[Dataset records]
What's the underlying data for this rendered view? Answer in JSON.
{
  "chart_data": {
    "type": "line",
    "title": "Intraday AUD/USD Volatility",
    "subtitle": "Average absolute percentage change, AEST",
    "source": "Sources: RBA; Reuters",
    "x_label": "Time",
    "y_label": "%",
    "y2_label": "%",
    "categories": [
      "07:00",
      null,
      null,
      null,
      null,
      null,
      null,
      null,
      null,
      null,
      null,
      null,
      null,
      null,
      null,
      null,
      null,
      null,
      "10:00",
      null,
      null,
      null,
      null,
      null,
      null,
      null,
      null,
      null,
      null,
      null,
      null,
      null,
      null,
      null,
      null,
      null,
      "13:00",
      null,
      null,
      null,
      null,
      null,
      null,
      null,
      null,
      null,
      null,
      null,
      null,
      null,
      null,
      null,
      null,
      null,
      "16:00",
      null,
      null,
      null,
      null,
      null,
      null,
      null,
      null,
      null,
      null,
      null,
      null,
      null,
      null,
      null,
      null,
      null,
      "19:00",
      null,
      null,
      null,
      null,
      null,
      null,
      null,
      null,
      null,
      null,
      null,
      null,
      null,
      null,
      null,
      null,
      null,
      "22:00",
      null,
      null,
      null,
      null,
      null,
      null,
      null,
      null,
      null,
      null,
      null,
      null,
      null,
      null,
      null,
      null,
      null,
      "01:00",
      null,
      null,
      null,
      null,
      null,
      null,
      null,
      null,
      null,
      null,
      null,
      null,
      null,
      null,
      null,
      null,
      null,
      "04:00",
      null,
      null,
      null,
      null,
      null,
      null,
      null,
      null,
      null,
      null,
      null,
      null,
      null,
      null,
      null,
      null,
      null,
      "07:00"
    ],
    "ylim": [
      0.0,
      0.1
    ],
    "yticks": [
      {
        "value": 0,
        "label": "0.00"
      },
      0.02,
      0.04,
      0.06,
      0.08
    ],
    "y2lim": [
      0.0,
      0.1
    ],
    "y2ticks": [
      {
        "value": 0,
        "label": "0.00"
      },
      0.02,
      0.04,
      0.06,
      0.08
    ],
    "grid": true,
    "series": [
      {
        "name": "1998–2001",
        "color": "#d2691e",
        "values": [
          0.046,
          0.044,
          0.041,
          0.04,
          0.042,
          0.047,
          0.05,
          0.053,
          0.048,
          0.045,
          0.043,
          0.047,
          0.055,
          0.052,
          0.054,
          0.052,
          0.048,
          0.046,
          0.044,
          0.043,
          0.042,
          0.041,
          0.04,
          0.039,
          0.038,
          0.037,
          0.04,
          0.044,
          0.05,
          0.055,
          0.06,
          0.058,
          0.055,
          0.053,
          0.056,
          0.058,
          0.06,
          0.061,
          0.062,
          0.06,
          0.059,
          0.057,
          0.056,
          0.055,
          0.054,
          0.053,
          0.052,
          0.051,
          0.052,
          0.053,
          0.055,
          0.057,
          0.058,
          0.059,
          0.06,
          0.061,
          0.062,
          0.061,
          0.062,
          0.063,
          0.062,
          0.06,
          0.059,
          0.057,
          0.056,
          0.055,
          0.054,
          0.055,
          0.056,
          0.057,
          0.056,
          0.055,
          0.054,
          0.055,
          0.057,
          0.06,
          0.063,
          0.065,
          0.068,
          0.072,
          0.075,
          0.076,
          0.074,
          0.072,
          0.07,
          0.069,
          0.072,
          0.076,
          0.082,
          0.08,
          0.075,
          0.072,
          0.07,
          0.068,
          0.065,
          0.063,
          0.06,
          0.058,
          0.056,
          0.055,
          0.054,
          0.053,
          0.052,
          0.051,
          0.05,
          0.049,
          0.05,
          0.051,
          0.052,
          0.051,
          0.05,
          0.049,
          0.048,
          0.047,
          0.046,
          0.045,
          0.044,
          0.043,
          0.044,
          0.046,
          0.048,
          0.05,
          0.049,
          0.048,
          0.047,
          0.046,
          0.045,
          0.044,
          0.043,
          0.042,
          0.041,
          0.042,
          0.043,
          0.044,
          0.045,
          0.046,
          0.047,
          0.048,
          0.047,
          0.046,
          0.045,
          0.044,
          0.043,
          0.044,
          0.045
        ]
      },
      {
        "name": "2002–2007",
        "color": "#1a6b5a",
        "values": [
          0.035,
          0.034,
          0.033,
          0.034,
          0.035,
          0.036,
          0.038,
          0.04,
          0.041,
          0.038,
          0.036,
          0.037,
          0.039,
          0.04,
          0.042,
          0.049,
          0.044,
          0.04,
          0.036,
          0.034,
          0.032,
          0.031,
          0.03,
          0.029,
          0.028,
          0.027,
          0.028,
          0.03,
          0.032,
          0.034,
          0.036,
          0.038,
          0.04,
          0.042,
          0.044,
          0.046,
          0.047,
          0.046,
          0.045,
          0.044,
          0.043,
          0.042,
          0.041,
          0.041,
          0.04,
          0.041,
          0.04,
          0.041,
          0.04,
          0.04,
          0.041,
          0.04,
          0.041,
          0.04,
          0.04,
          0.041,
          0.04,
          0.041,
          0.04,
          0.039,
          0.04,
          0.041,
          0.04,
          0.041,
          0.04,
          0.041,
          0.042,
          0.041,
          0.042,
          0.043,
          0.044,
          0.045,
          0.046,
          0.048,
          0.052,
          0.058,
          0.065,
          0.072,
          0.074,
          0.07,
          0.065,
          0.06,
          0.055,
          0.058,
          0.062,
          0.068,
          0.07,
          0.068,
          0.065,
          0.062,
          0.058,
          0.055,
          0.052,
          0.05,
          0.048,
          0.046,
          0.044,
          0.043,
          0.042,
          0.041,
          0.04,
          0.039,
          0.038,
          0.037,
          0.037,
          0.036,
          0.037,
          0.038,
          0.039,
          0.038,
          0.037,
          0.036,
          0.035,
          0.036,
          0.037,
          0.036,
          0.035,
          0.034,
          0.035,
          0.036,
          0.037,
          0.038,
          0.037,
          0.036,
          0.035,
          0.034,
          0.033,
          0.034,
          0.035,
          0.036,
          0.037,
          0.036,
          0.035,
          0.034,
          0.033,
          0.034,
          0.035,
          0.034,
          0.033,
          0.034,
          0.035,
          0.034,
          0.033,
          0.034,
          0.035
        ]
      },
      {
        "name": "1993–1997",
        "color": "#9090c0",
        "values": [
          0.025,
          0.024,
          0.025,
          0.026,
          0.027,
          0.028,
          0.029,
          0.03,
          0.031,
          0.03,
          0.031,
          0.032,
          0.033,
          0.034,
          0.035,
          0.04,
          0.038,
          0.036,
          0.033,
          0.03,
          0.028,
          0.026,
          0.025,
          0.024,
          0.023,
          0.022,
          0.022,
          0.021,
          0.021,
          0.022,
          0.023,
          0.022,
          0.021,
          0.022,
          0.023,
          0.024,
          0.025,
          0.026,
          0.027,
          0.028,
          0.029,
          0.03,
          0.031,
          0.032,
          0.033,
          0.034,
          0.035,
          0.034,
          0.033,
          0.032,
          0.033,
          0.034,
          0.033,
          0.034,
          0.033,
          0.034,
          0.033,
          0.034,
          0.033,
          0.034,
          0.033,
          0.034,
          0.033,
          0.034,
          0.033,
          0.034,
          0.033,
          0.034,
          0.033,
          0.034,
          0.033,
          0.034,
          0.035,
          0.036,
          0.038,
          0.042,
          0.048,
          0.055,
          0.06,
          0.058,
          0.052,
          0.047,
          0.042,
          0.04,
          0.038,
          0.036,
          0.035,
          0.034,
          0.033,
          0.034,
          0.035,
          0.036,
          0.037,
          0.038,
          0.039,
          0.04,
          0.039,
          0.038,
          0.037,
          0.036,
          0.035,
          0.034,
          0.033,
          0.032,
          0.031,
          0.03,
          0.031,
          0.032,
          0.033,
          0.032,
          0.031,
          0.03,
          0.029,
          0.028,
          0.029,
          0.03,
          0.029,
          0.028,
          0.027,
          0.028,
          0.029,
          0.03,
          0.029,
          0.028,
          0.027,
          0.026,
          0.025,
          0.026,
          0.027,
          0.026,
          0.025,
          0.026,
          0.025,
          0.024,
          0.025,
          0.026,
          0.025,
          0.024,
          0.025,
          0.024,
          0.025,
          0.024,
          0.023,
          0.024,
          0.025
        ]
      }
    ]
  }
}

* _WHAT YOU HAVE TO DO_
Track down the lines that include the word "color" and copy them.

* _TASK RESULT_
        "color": "#d2691e",
        "color": "#1a6b5a",
        "color": "#9090c0",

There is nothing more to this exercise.